* [REQUIREMENTS] Transcribe the entries below exactly; leave every image out.
— Start RECORDS TO USE —
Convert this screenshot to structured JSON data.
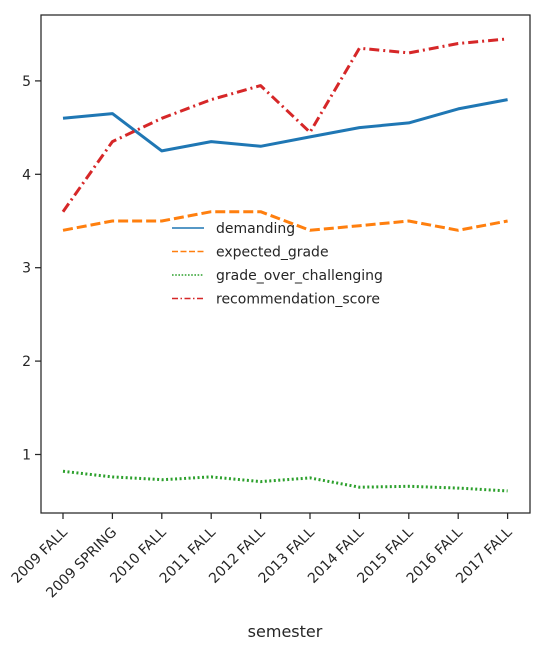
{
  "chart_data": {
    "type": "line",
    "title": "",
    "xlabel": "semester",
    "ylabel": "",
    "categories": [
      "2009 FALL",
      "2009 SPRING",
      "2010 FALL",
      "2011 FALL",
      "2012 FALL",
      "2013 FALL",
      "2014 FALL",
      "2015 FALL",
      "2016 FALL",
      "2017 FALL"
    ],
    "ylim": [
      0.35,
      5.7
    ],
    "yticks": [
      1,
      2,
      3,
      4,
      5
    ],
    "grid": false,
    "legend_position": "center",
    "series": [
      {
        "name": "demanding",
        "color": "#1f77b4",
        "style": "solid",
        "values": [
          4.6,
          4.65,
          4.25,
          4.35,
          4.3,
          4.4,
          4.5,
          4.55,
          4.7,
          4.8
        ]
      },
      {
        "name": "expected_grade",
        "color": "#ff7f0e",
        "style": "dashed",
        "values": [
          3.4,
          3.5,
          3.5,
          3.6,
          3.6,
          3.4,
          3.45,
          3.5,
          3.4,
          3.5
        ]
      },
      {
        "name": "grade_over_challenging",
        "color": "#2ca02c",
        "style": "dotted",
        "values": [
          0.82,
          0.76,
          0.73,
          0.76,
          0.71,
          0.75,
          0.65,
          0.66,
          0.64,
          0.61
        ]
      },
      {
        "name": "recommendation_score",
        "color": "#d62728",
        "style": "dashdot",
        "values": [
          3.6,
          4.35,
          4.6,
          4.8,
          4.95,
          4.45,
          5.35,
          5.3,
          5.4,
          5.45
        ]
      }
    ]
  }
}
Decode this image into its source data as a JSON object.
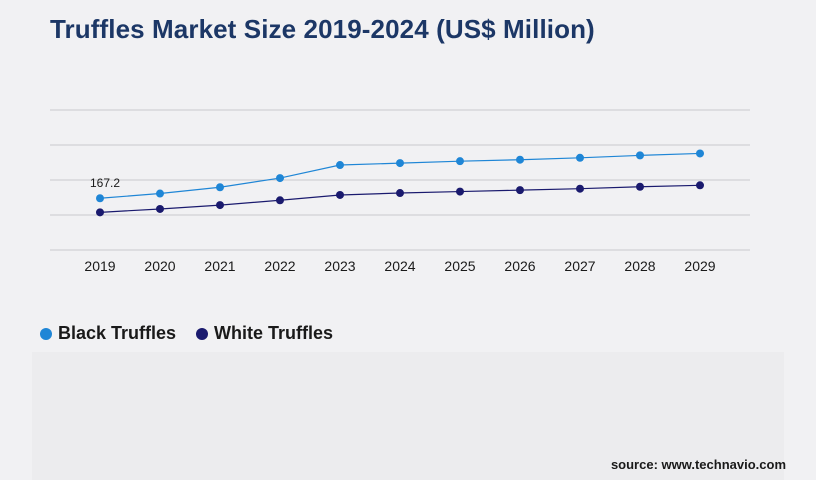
{
  "chart_data": {
    "type": "line",
    "title": "Truffles Market Size 2019-2024 (US$ Million)",
    "categories": [
      "2019",
      "2020",
      "2021",
      "2022",
      "2023",
      "2024",
      "2025",
      "2026",
      "2027",
      "2028",
      "2029"
    ],
    "series": [
      {
        "name": "Black Truffles",
        "color": "#1f86d6",
        "values": [
          167.2,
          177,
          190,
          209,
          236,
          240,
          244,
          247,
          251,
          256,
          260
        ]
      },
      {
        "name": "White Truffles",
        "color": "#1a1a6e",
        "values": [
          138,
          145,
          153,
          163,
          174,
          178,
          181,
          184,
          187,
          191,
          194
        ]
      }
    ],
    "annotations": [
      {
        "series": 0,
        "index": 0,
        "label": "167.2"
      }
    ],
    "ylim": [
      60,
      350
    ],
    "grid": true,
    "y_tick_labels_shown": false,
    "legend_position": "bottom-left"
  },
  "source": "source: www.technavio.com"
}
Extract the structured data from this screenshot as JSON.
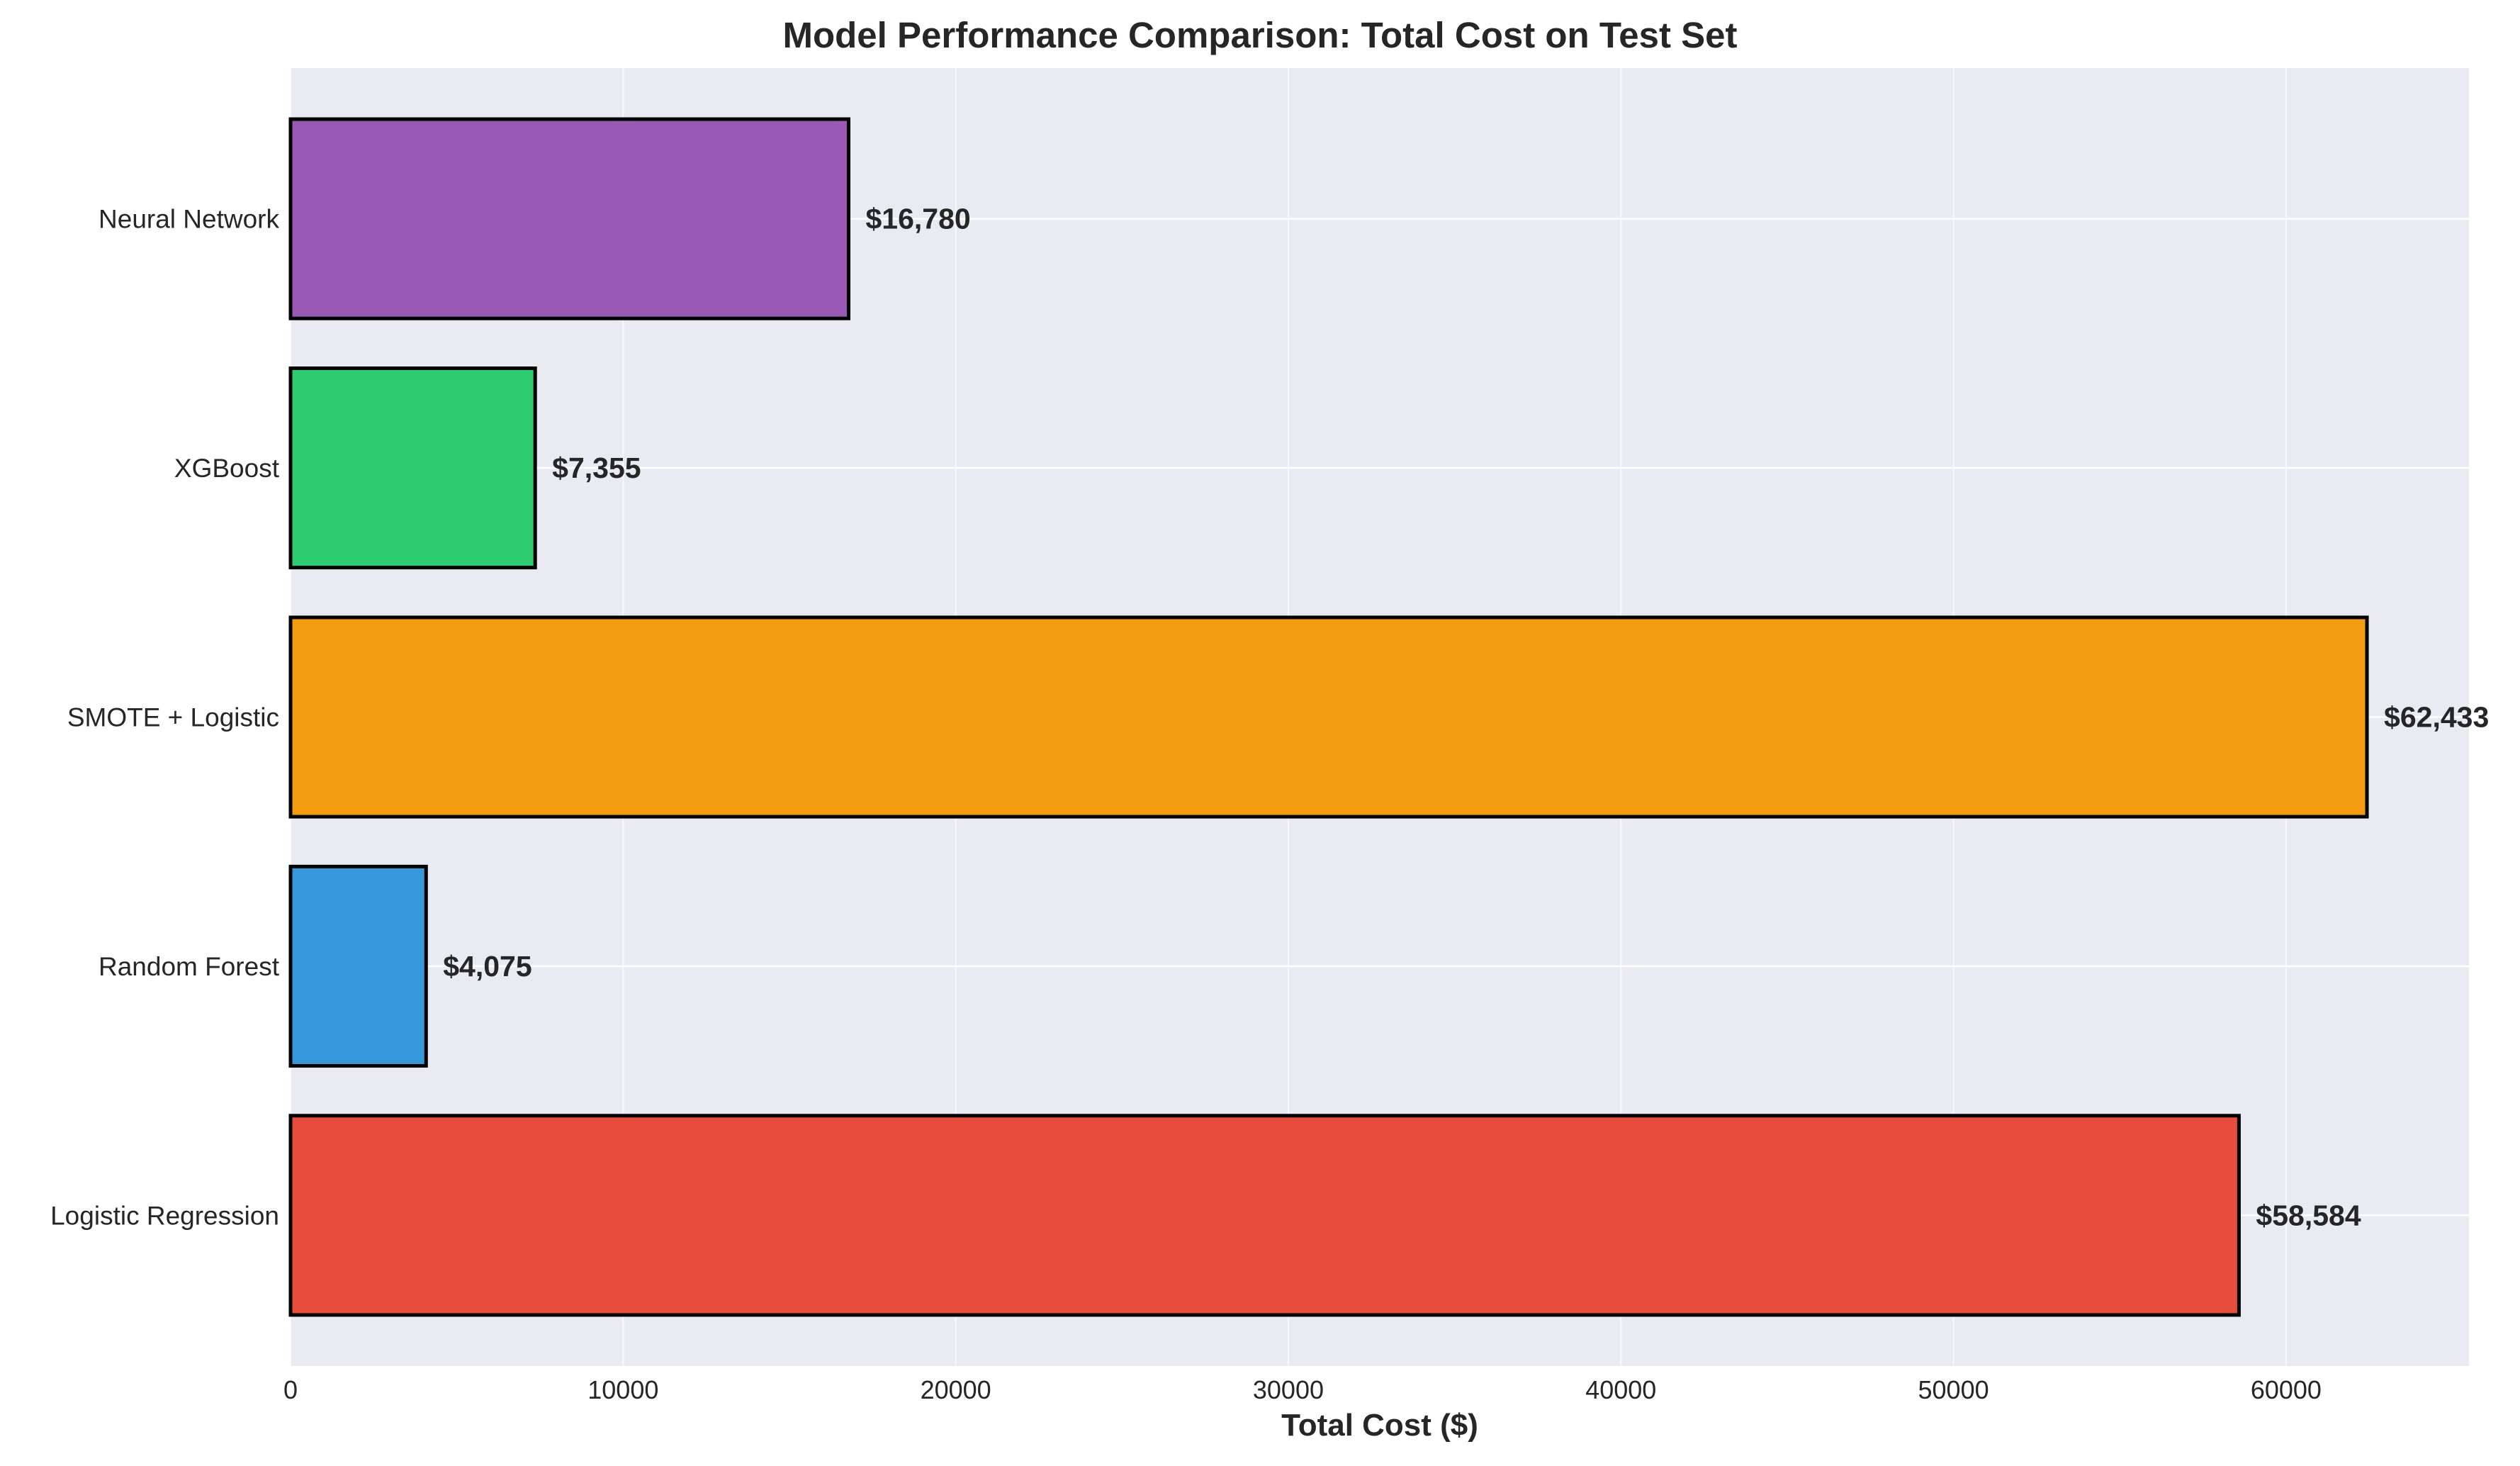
{
  "chart_data": {
    "type": "bar",
    "orientation": "horizontal",
    "title": "Model Performance Comparison: Total Cost on Test Set",
    "xlabel": "Total Cost ($)",
    "ylabel": "",
    "categories": [
      "Logistic Regression",
      "Random Forest",
      "SMOTE + Logistic",
      "XGBoost",
      "Neural Network"
    ],
    "values": [
      58584,
      4075,
      62433,
      7355,
      16780
    ],
    "value_labels": [
      "$58,584",
      "$4,075",
      "$62,433",
      "$7,355",
      "$16,780"
    ],
    "colors": [
      "#e74c3c",
      "#3498db",
      "#f39c12",
      "#2ecc71",
      "#9b59b6"
    ],
    "xlim": [
      0,
      65500
    ],
    "xticks": [
      0,
      10000,
      20000,
      30000,
      40000,
      50000,
      60000
    ],
    "xtick_labels": [
      "0",
      "10000",
      "20000",
      "30000",
      "40000",
      "50000",
      "60000"
    ],
    "grid": true,
    "background_color": "#eaeaf2",
    "grid_color": "#ffffff",
    "bar_edge_color": "#000000"
  }
}
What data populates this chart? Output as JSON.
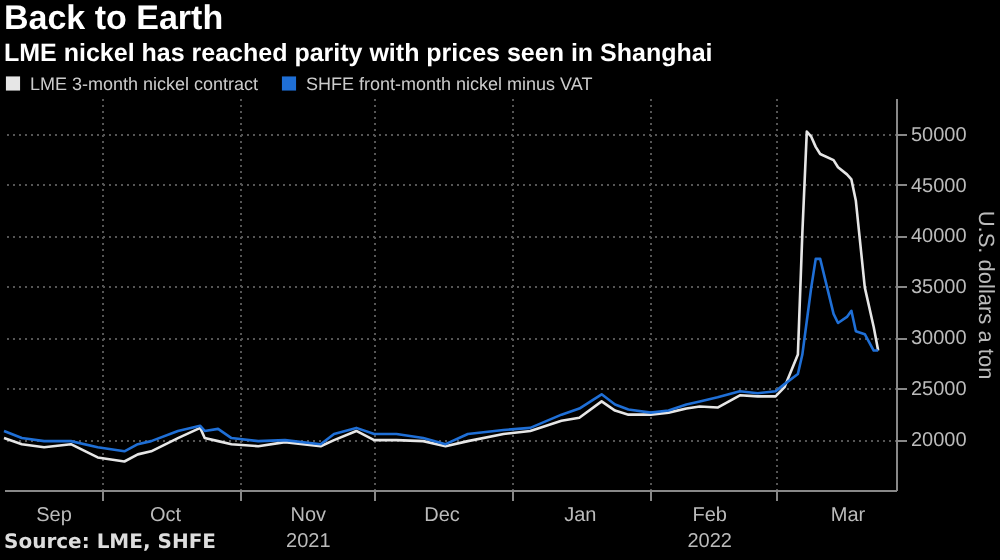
— End RECORDS TO USE —
* [FINAL RESULT]
Convert this screenshot to structured JSON data.
{
  "chart_data": {
    "type": "line",
    "title": "",
    "xlabel": "semester",
    "ylabel": "",
    "categories": [
      "2009 FALL",
      "2009 SPRING",
      "2010 FALL",
      "2011 FALL",
      "2012 FALL",
      "2013 FALL",
      "2014 FALL",
      "2015 FALL",
      "2016 FALL",
      "2017 FALL"
    ],
    "ylim": [
      0.35,
      5.7
    ],
    "yticks": [
      1,
      2,
      3,
      4,
      5
    ],
    "grid": false,
    "legend_position": "center",
    "series": [
      {
        "name": "demanding",
        "color": "#1f77b4",
        "style": "solid",
        "values": [
          4.6,
          4.65,
          4.25,
          4.35,
          4.3,
          4.4,
          4.5,
          4.55,
          4.7,
          4.8
        ]
      },
      {
        "name": "expected_grade",
        "color": "#ff7f0e",
        "style": "dashed",
        "values": [
          3.4,
          3.5,
          3.5,
          3.6,
          3.6,
          3.4,
          3.45,
          3.5,
          3.4,
          3.5
        ]
      },
      {
        "name": "grade_over_challenging",
        "color": "#2ca02c",
        "style": "dotted",
        "values": [
          0.82,
          0.76,
          0.73,
          0.76,
          0.71,
          0.75,
          0.65,
          0.66,
          0.64,
          0.61
        ]
      },
      {
        "name": "recommendation_score",
        "color": "#d62728",
        "style": "dashdot",
        "values": [
          3.6,
          4.35,
          4.6,
          4.8,
          4.95,
          4.45,
          5.35,
          5.3,
          5.4,
          5.45
        ]
      }
    ]
  }
}
Decode this image into its source data as a JSON object.
{
  "chart_data": {
    "type": "line",
    "title": "Truffles Market Size 2019-2024 (US$ Million)",
    "categories": [
      "2019",
      "2020",
      "2021",
      "2022",
      "2023",
      "2024",
      "2025",
      "2026",
      "2027",
      "2028",
      "2029"
    ],
    "series": [
      {
        "name": "Black Truffles",
        "color": "#1f86d6",
        "values": [
          167.2,
          177,
          190,
          209,
          236,
          240,
          244,
          247,
          251,
          256,
          260
        ]
      },
      {
        "name": "White Truffles",
        "color": "#1a1a6e",
        "values": [
          138,
          145,
          153,
          163,
          174,
          178,
          181,
          184,
          187,
          191,
          194
        ]
      }
    ],
    "annotations": [
      {
        "series": 0,
        "index": 0,
        "label": "167.2"
      }
    ],
    "ylim": [
      60,
      350
    ],
    "grid": true,
    "y_tick_labels_shown": false,
    "legend_position": "bottom-left"
  },
  "source": "source: www.technavio.com"
}
Extract the structured data from this screenshot as JSON.
{
  "chart_data": {
    "type": "bar",
    "orientation": "horizontal",
    "title": "Model Performance Comparison: Total Cost on Test Set",
    "xlabel": "Total Cost ($)",
    "ylabel": "",
    "categories": [
      "Logistic Regression",
      "Random Forest",
      "SMOTE + Logistic",
      "XGBoost",
      "Neural Network"
    ],
    "values": [
      58584,
      4075,
      62433,
      7355,
      16780
    ],
    "value_labels": [
      "$58,584",
      "$4,075",
      "$62,433",
      "$7,355",
      "$16,780"
    ],
    "colors": [
      "#e74c3c",
      "#3498db",
      "#f39c12",
      "#2ecc71",
      "#9b59b6"
    ],
    "xlim": [
      0,
      65500
    ],
    "xticks": [
      0,
      10000,
      20000,
      30000,
      40000,
      50000,
      60000
    ],
    "xtick_labels": [
      "0",
      "10000",
      "20000",
      "30000",
      "40000",
      "50000",
      "60000"
    ],
    "grid": true,
    "background_color": "#eaeaf2",
    "grid_color": "#ffffff",
    "bar_edge_color": "#000000"
  }
}
What data populates this chart? Output as JSON.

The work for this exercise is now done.